== Goal ==
Whenever a line contains the string "beantworten", copy it out of the entries.

--------------------------------------------------

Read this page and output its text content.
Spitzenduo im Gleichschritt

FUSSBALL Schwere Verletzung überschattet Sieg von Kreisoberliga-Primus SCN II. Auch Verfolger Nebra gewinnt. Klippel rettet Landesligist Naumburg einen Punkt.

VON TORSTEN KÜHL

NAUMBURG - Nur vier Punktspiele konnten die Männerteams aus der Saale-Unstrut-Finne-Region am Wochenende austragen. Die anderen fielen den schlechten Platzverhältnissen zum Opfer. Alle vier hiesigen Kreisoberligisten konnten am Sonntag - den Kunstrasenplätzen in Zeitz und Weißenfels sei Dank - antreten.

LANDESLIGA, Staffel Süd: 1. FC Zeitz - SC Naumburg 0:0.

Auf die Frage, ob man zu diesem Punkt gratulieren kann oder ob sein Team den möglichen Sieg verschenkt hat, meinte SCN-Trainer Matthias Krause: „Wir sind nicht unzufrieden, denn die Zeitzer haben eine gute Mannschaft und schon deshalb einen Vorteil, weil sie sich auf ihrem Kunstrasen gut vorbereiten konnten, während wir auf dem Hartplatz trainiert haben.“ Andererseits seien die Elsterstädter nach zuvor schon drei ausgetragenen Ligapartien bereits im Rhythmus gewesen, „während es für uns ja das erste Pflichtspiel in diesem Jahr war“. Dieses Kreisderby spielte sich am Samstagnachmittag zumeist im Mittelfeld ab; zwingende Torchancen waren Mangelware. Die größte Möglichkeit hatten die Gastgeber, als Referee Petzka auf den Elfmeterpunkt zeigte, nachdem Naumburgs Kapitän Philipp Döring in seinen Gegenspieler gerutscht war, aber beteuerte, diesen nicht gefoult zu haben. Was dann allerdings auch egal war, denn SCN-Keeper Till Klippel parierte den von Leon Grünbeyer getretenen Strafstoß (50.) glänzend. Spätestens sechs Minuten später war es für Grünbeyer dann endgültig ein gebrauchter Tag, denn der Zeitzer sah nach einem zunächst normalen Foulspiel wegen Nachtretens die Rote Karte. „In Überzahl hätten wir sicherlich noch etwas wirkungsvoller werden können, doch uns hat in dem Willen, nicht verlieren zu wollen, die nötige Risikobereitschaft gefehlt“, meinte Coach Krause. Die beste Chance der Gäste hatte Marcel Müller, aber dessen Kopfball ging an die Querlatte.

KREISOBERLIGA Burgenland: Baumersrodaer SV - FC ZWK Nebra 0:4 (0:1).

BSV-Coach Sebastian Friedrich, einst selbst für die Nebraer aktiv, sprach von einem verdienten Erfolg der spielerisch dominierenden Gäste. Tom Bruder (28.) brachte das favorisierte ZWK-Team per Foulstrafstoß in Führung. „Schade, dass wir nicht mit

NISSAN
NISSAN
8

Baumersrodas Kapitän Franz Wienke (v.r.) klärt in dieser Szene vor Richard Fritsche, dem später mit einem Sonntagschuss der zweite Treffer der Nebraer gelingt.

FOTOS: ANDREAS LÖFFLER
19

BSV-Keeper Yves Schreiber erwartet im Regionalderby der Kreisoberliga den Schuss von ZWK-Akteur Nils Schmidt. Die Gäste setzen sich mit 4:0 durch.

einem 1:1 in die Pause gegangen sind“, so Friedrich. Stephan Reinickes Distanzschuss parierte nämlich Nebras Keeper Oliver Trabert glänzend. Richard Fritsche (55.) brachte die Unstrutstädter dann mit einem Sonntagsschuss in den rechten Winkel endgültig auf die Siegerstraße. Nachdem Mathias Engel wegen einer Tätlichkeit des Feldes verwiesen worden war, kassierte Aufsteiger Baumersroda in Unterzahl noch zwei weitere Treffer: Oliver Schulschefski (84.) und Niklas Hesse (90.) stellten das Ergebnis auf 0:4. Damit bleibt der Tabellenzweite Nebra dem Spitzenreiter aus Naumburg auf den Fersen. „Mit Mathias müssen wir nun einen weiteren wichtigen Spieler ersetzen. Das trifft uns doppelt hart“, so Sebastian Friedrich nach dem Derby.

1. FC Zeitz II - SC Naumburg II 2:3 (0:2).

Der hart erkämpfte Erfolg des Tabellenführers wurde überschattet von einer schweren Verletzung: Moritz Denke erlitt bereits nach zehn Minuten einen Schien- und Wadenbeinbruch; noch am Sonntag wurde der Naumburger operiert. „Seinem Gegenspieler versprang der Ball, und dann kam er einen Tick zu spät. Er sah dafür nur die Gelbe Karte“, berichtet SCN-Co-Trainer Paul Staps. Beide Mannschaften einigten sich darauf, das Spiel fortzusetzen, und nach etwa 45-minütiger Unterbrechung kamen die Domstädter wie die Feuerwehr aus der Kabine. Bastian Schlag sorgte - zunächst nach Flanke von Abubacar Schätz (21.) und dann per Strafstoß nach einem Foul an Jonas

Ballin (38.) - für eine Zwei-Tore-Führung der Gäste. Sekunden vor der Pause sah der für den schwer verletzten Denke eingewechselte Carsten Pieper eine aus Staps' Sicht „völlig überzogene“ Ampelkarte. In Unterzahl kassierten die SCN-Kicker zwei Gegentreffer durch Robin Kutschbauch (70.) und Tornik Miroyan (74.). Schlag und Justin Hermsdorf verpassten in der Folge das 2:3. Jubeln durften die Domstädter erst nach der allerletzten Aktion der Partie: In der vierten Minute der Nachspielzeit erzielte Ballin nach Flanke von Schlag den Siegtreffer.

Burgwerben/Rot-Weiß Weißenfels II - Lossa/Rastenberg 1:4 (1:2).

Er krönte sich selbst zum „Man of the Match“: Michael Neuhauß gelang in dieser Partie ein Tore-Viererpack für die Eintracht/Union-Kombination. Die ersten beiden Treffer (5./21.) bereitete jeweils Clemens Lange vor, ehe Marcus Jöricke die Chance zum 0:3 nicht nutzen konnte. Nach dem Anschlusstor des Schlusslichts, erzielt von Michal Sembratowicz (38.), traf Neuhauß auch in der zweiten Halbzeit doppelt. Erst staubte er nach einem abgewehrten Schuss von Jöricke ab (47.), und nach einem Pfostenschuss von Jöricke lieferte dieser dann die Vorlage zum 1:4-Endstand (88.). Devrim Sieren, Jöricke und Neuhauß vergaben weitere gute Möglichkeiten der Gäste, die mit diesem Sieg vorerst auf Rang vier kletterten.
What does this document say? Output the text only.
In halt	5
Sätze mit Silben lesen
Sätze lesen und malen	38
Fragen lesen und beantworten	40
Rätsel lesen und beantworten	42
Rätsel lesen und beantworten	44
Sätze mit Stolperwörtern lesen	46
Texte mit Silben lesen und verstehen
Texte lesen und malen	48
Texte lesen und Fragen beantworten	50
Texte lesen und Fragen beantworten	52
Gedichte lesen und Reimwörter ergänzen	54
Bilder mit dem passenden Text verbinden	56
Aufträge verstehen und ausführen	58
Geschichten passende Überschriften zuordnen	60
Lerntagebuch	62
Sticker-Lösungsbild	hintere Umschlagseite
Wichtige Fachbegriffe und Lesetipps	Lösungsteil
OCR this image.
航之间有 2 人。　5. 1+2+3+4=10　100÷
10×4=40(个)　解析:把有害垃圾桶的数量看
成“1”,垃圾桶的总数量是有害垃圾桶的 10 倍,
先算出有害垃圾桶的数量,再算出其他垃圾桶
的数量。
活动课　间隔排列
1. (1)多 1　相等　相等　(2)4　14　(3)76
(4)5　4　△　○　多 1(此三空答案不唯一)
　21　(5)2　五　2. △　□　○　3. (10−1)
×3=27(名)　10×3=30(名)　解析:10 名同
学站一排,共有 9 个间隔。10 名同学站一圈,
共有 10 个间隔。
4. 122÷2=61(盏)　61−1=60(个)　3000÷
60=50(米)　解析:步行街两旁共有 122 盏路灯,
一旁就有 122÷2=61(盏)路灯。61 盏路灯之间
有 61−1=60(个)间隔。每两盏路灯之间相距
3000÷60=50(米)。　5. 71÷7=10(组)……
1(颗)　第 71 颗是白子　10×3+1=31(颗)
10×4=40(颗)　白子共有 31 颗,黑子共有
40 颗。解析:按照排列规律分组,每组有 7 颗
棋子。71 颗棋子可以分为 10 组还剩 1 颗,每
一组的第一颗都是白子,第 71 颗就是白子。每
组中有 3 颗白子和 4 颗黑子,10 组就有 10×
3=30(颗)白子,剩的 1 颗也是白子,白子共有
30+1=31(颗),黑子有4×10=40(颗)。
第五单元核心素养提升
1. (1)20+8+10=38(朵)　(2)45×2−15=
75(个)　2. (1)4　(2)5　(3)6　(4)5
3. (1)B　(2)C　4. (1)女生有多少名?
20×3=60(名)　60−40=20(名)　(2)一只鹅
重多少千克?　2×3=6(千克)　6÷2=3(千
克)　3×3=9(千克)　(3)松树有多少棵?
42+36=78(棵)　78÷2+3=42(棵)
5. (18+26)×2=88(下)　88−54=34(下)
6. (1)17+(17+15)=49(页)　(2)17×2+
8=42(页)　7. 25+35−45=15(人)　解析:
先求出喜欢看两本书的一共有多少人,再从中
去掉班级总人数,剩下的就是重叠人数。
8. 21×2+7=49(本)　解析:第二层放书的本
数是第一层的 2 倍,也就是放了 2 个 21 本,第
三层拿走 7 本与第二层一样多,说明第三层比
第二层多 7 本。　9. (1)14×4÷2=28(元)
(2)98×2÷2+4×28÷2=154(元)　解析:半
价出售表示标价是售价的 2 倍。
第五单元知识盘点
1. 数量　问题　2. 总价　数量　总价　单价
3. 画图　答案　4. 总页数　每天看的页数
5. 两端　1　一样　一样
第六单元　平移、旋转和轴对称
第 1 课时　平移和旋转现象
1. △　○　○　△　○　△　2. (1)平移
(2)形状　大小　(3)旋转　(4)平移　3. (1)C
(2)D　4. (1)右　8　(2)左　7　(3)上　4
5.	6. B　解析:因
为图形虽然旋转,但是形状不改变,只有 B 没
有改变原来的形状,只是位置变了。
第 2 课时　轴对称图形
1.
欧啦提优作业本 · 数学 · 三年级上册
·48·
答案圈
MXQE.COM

--------------------------------------------------

== Completed exercise ==
Fragen lesen und beantworten	40
Rätsel lesen und beantworten	42
Rätsel lesen und beantworten	44
Texte lesen und Fragen beantworten	50
Texte lesen und Fragen beantworten	52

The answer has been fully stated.